Pick out every line below that contains the word "rotational" and copy each one in full. Case counts.

Supplied data:
********************
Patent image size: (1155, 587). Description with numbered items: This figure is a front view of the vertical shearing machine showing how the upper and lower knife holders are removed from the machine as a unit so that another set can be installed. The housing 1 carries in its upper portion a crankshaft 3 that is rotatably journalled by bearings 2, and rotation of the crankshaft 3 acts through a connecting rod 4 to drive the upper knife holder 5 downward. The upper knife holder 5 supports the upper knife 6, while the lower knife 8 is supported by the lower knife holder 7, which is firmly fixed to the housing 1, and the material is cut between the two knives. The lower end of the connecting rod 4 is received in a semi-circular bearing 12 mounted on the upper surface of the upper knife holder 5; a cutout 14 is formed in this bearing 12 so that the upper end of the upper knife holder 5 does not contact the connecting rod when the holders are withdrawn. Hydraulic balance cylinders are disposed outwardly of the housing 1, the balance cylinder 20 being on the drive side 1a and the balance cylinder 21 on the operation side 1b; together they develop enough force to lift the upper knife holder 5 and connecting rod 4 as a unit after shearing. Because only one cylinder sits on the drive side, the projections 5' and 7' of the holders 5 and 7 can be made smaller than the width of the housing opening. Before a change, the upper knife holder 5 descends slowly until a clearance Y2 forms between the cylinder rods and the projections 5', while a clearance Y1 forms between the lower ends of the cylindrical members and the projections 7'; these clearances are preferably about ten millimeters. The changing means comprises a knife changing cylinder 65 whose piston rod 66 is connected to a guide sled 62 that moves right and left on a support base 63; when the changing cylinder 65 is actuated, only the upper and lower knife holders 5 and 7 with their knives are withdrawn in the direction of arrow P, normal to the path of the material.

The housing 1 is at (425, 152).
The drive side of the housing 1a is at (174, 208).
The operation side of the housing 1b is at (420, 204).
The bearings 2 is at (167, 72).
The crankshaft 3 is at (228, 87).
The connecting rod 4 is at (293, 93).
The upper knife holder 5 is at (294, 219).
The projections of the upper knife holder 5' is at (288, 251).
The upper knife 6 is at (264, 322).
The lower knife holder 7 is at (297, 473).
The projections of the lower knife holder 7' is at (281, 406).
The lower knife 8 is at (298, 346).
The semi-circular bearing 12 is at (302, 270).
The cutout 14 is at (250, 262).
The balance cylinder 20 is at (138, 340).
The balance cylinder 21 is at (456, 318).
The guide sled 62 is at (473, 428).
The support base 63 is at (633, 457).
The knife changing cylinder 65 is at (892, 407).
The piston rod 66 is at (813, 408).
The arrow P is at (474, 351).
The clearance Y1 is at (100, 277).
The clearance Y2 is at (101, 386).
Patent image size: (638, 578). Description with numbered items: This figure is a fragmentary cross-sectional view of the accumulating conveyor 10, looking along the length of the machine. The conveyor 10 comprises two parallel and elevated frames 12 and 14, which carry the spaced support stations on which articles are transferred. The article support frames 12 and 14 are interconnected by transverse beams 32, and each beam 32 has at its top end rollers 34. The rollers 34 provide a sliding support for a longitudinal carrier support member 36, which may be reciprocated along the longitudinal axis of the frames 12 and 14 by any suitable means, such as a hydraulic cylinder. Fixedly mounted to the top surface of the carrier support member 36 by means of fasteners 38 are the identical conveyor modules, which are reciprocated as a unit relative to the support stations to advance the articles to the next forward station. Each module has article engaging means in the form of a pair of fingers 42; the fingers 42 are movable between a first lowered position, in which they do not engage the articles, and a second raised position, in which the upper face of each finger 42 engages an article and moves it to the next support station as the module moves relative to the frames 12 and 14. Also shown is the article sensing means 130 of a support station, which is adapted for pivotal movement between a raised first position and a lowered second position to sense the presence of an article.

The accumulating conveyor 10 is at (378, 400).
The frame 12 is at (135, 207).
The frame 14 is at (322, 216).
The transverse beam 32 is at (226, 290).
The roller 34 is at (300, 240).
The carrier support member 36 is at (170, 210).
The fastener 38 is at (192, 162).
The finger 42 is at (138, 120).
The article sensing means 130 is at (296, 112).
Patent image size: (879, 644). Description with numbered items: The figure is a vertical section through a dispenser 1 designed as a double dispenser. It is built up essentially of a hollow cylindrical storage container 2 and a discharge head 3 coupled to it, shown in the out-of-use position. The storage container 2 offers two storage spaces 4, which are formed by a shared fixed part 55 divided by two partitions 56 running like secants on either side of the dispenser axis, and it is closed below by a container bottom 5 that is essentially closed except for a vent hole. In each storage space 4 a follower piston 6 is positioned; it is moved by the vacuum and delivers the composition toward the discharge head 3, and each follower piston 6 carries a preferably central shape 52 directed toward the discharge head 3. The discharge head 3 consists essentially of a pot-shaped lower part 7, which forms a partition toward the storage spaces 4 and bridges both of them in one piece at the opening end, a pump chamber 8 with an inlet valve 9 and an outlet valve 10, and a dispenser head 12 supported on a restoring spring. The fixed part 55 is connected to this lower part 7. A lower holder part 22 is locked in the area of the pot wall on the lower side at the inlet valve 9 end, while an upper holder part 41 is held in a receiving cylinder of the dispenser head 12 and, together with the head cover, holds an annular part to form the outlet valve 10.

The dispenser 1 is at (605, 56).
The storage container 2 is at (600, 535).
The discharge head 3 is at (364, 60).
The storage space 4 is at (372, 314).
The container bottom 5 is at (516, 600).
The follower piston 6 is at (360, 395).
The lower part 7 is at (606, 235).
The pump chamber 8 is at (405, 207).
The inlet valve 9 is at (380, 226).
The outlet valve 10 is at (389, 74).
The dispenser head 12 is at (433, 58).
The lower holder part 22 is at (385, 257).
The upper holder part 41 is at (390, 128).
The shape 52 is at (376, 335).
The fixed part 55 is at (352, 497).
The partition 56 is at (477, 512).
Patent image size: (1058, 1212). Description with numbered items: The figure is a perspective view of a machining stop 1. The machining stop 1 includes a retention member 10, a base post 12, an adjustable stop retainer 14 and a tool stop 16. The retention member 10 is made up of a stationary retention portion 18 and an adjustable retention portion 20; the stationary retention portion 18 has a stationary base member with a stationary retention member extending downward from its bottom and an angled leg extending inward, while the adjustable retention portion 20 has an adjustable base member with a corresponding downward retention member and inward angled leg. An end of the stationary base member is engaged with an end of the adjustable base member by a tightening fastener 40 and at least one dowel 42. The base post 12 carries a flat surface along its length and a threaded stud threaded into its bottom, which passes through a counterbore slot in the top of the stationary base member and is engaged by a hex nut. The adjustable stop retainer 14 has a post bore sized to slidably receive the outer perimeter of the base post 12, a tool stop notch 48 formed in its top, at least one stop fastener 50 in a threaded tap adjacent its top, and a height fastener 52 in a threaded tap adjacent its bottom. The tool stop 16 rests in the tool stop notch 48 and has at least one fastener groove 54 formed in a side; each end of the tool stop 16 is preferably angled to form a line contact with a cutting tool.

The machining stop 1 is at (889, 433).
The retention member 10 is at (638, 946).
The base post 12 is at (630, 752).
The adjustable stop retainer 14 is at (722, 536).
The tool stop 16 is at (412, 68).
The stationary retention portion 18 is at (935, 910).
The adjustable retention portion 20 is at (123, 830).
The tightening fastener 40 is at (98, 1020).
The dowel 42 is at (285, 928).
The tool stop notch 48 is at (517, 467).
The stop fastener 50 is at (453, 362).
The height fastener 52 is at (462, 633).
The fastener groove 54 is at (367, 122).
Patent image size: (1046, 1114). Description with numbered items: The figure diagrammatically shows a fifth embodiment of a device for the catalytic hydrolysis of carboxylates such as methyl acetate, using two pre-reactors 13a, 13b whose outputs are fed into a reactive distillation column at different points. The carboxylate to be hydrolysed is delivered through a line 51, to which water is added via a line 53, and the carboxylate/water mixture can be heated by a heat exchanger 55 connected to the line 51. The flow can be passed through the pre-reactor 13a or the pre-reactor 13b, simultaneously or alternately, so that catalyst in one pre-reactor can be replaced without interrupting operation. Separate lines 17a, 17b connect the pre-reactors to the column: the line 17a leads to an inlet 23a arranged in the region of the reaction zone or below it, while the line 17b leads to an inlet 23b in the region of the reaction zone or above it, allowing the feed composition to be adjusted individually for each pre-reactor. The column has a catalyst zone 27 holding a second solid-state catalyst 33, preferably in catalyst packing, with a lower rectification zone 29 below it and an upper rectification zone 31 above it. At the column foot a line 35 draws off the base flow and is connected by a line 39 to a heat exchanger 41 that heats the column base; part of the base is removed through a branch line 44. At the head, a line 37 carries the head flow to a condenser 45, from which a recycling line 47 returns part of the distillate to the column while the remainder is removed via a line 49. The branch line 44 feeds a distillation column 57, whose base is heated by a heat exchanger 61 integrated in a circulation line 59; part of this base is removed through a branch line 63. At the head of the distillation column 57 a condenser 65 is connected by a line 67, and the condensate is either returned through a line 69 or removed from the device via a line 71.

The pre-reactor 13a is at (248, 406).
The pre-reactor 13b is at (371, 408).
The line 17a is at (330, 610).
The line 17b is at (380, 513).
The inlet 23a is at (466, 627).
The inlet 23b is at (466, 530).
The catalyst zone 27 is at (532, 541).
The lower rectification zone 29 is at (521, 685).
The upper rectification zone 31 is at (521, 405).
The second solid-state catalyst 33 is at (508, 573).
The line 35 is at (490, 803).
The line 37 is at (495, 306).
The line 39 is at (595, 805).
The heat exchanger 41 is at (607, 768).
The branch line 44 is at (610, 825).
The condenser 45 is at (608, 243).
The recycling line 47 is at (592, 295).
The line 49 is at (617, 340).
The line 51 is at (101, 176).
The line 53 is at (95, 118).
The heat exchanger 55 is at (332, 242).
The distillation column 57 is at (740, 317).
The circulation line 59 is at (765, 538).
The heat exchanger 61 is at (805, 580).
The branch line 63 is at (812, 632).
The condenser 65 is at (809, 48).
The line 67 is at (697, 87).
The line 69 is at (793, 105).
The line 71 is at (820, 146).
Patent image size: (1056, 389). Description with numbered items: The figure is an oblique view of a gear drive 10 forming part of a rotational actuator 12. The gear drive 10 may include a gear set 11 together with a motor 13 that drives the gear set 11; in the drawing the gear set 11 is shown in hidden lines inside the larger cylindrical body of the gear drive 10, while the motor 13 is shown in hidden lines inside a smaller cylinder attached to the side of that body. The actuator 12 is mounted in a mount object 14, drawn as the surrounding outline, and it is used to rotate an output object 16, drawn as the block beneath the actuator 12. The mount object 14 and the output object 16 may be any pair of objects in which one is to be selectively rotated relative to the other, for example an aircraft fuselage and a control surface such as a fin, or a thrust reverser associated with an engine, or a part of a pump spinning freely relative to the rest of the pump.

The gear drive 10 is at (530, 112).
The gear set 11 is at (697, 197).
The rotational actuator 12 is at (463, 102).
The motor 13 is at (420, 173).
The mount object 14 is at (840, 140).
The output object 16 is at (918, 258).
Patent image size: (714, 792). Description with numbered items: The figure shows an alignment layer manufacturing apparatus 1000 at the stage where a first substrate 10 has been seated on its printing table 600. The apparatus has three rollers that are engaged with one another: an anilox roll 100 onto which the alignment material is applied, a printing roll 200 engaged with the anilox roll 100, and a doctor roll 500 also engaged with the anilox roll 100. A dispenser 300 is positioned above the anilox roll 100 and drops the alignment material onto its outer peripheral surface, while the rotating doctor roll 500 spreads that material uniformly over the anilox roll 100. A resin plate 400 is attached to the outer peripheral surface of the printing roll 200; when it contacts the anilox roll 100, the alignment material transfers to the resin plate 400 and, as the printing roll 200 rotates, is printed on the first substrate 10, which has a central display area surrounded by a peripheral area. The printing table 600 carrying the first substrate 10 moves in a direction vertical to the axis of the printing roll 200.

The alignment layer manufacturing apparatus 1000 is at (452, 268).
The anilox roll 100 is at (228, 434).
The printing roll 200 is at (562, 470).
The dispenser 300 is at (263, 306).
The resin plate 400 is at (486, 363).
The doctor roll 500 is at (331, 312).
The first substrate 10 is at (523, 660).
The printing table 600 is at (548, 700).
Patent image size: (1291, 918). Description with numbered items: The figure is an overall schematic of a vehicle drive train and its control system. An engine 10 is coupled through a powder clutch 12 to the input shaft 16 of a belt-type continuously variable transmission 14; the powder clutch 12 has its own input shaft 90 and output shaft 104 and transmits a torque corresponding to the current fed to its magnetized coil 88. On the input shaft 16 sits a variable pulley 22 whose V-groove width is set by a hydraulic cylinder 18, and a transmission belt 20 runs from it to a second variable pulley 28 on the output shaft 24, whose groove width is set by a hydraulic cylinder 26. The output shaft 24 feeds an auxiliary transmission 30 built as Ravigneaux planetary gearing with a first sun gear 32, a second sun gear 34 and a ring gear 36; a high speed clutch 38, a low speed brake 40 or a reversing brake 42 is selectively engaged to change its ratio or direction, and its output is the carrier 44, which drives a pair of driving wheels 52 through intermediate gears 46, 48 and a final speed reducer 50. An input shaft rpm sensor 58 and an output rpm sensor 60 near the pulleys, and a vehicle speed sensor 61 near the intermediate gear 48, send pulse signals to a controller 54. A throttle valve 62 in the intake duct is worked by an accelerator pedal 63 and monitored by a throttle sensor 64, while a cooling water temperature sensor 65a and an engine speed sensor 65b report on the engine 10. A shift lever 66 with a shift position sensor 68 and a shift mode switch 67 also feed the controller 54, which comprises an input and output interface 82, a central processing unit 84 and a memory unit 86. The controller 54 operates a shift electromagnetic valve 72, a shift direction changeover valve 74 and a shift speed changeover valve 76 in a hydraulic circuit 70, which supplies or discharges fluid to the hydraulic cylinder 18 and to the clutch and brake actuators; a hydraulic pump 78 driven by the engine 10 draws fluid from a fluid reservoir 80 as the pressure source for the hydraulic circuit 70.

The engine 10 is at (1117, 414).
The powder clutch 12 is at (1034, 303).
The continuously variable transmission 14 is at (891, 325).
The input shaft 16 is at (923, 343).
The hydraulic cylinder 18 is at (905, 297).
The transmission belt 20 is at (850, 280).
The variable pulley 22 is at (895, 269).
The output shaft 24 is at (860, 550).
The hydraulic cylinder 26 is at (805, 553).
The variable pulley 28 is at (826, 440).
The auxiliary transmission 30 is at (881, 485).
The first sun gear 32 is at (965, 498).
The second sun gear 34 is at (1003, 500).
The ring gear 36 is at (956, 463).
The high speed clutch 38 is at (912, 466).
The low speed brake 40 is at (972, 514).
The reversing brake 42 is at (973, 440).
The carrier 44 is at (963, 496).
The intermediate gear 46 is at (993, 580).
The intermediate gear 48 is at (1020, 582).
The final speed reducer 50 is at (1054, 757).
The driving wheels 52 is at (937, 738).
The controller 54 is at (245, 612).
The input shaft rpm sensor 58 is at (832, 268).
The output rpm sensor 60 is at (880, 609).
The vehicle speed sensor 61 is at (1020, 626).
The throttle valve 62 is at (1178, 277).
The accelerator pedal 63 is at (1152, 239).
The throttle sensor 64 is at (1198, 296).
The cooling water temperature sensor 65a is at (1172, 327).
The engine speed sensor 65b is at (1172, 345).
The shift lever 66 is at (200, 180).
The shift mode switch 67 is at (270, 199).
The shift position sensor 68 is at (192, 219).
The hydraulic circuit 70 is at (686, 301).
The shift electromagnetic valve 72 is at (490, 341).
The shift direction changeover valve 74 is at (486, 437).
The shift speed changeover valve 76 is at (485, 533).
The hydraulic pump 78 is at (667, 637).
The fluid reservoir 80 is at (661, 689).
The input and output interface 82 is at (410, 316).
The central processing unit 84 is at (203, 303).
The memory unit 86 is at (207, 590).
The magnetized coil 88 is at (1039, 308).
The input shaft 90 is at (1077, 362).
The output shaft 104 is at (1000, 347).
********************
Response:
Patent image size: (1056, 389). Description with numbered items: The figure is an oblique view of a gear drive 10 forming part of a rotational actuator 12. The gear drive 10 may include a gear set 11 together with a motor 13 that drives the gear set 11; in the drawing the gear set 11 is shown in hidden lines inside the larger cylindrical body of the gear drive 10, while the motor 13 is shown in hidden lines inside a smaller cylinder attached to the side of that body. The actuator 12 is mounted in a mount object 14, drawn as the surrounding outline, and it is used to rotate an output object 16, drawn as the block beneath the actuator 12. The mount object 14 and the output object 16 may be any pair of objects in which one is to be selectively rotated relative to the other, for example an aircraft fuselage and a control surface such as a fin, or a thrust reverser associated with an engine, or a part of a pump spinning freely relative to the rest of the pump.
The rotational actuator 12 is at (463, 102).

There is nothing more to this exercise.